----- QUOTED PASSAGE

Political concerns were at least an important as socio-economic ones in the plan's consideration. The dictatorship installed in 1966 had been repressive of dissent from its earliest days, ordering mass detentions and dismissals of university faculty and intervention against left-wing trade unions. These policies led to spiraling labor and student unrest, and by 1969, riots such as the Rosariazo and the Cordobazo. These incidents bolstered Taquini's call for decentralizing the strained system, and his plan gained support from State Intelligence, whose reports confirmed that crowded campuses and the long distances from home endured by most university students were contributing to tensions.

===Implementation===
Taquini's proposal was endorsed by the National Research Council, CONICET. It was further advanced by developments in France, where student upheaval in 1968 led to the University of Paris' subdivision into 13 autonomous entities in 1970. Officially submitted on May 23, 1970, to the Council of University Rectors as the "Program for the Adjustment of the Argentine University System to the Needs of National Development," Education Minister José Luis Cantini and President Roberto Levingston signed the proposal into law on November 9, 1970. The first new institution established under its auspices, the National University of Río Cuarto, was founded in May 1971, and Taquini's closest collaborators in the policy's draft, Dr. Sadi Rife and Marcelo Zapiola, were named Rectors of the first two new universities: Río Cuarto and the National University of Comahue.

===Results===
The number of national universities expanded from 10 to 23 by 1973 (and to 47 by 2010). The system's enrollment continued to rise, as well, growing from 202,000 in 1970 (85% of the total) to 481,000 in 1975 (90% of the total). The Taquini Plan failed to geographically diversify enrollment as quickly as it did the system itself, however, since the new universities generally remained less prestigious than the older establishments. The system's total enrollment reached 1,283,000 in 2006, of which 49% were enrolled in the universities of Buenos Aires, Córdoba, La Plata, or Rosario. Ballooning enrollment prompted the enactment of yearly quotas after the March 1976 coup (which caused enrollment in the system to fall by one third), though these were lifted with the election of President Raúl Alfonsín in 1983. Enrollment doubled to 661,000 by 1989, further straining facilities.

----------
----- DATA RECORDS

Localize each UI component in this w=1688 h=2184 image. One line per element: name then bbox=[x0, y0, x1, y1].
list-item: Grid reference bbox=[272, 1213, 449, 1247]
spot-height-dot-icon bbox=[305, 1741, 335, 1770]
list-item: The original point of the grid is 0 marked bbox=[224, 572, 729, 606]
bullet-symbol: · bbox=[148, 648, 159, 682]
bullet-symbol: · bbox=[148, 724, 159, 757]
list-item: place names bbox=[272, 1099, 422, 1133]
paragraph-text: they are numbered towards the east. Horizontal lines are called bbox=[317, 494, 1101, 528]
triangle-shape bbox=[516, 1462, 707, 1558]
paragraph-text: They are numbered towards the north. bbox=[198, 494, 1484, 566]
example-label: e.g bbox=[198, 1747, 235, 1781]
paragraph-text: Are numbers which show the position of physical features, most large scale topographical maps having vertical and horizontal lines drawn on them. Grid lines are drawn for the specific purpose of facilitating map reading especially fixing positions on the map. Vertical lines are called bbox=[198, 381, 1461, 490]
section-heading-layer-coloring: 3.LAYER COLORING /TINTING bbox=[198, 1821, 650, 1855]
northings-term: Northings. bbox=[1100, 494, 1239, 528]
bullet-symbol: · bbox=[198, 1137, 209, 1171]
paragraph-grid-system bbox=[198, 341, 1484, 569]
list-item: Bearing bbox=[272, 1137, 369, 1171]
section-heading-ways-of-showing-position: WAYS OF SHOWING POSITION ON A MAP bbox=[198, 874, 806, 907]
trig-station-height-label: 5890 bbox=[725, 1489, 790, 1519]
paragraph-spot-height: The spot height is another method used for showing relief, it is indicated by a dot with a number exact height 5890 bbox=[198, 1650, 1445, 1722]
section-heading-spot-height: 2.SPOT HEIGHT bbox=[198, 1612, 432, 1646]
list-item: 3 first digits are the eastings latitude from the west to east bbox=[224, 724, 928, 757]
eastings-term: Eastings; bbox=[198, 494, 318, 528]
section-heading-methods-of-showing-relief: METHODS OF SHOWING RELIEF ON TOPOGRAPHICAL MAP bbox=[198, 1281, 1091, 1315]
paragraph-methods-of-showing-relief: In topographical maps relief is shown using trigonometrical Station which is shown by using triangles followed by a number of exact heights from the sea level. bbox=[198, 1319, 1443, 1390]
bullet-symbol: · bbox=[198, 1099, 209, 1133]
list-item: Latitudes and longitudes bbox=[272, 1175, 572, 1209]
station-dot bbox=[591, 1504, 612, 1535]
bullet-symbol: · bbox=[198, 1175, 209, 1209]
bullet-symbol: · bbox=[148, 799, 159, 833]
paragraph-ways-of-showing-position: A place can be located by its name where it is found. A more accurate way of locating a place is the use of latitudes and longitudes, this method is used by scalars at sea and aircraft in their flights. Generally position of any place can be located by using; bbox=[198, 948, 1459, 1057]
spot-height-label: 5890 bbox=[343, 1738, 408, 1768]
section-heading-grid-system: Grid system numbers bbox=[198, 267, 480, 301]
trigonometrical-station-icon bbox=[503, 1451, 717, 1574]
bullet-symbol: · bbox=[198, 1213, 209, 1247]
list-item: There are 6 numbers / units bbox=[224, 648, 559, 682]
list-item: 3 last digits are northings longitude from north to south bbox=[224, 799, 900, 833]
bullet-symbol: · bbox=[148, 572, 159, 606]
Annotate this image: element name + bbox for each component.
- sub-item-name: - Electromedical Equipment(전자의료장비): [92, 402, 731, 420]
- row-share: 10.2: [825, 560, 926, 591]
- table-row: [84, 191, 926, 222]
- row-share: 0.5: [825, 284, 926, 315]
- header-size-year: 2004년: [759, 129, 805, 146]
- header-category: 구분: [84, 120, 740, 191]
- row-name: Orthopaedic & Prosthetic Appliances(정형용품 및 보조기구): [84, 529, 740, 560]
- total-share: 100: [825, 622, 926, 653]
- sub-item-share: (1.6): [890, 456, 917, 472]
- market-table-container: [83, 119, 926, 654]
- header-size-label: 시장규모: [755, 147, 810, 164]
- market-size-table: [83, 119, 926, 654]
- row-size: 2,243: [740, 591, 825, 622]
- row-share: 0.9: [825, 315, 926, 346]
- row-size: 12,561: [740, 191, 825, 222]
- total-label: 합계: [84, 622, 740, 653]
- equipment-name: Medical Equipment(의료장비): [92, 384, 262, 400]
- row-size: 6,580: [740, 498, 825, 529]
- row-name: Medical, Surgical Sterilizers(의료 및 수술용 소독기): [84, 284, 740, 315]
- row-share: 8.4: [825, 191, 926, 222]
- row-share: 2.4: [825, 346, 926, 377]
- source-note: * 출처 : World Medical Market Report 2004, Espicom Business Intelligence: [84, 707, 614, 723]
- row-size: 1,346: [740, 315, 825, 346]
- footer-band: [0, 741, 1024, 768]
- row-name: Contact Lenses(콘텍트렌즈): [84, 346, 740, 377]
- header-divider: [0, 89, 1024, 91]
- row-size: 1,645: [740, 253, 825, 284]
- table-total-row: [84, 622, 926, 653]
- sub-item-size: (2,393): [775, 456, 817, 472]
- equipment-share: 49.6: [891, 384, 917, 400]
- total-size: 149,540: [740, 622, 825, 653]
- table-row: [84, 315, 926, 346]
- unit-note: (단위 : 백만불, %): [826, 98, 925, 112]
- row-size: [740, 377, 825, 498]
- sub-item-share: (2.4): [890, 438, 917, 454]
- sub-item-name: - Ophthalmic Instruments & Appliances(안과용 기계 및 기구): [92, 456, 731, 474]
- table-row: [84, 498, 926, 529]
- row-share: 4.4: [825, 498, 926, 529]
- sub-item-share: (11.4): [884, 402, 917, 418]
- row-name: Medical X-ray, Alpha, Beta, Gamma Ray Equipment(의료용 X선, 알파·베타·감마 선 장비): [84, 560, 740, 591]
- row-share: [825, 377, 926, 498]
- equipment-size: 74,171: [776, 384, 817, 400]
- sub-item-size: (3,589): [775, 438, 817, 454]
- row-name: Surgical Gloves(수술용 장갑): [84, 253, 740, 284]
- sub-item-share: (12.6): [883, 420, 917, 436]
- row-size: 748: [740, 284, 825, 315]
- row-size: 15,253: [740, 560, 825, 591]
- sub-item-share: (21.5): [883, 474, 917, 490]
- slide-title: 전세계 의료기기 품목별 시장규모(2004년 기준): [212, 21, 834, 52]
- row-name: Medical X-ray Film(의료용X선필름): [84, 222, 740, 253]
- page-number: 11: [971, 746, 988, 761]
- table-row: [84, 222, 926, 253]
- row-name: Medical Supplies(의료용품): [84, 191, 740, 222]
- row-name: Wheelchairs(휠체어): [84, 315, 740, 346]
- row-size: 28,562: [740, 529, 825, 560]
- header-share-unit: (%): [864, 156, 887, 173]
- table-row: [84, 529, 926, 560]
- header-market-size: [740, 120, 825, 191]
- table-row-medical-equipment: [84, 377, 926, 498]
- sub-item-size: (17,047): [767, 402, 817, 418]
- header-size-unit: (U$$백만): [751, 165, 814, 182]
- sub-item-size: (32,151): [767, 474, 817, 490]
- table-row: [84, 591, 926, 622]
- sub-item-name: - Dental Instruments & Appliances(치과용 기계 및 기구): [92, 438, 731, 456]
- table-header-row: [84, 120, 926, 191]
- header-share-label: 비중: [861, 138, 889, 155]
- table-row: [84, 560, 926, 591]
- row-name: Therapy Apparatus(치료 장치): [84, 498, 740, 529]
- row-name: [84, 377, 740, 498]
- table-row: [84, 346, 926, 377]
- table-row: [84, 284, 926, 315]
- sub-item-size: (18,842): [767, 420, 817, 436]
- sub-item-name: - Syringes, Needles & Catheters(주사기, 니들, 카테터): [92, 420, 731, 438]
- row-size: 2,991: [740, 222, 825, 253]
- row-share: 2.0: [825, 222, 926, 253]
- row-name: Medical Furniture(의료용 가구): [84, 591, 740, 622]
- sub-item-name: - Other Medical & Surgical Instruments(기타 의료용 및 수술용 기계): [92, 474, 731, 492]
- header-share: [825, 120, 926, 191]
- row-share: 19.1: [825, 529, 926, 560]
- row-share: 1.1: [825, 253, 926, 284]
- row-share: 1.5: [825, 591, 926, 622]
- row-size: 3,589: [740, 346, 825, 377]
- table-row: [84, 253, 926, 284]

----------

EXERCISE DESCRIPTION: Quote, word for word, everything in the Taquini Plan text from "Political concerns were" down to "contributing to tensions.".

RESPONSE:
Political concerns were at least an important as socio-economic ones in the plan's consideration. The dictatorship installed in 1966 had been repressive of dissent from its earliest days, ordering mass detentions and dismissals of university faculty and intervention against left-wing trade unions. These policies led to spiraling labor and student unrest, and by 1969, riots such as the Rosariazo and the Cordobazo. These incidents bolstered Taquini's call for decentralizing the strained system, and his plan gained support from State Intelligence, whose reports confirmed that crowded campuses and the long distances from home endured by most university students were contributing to tensions.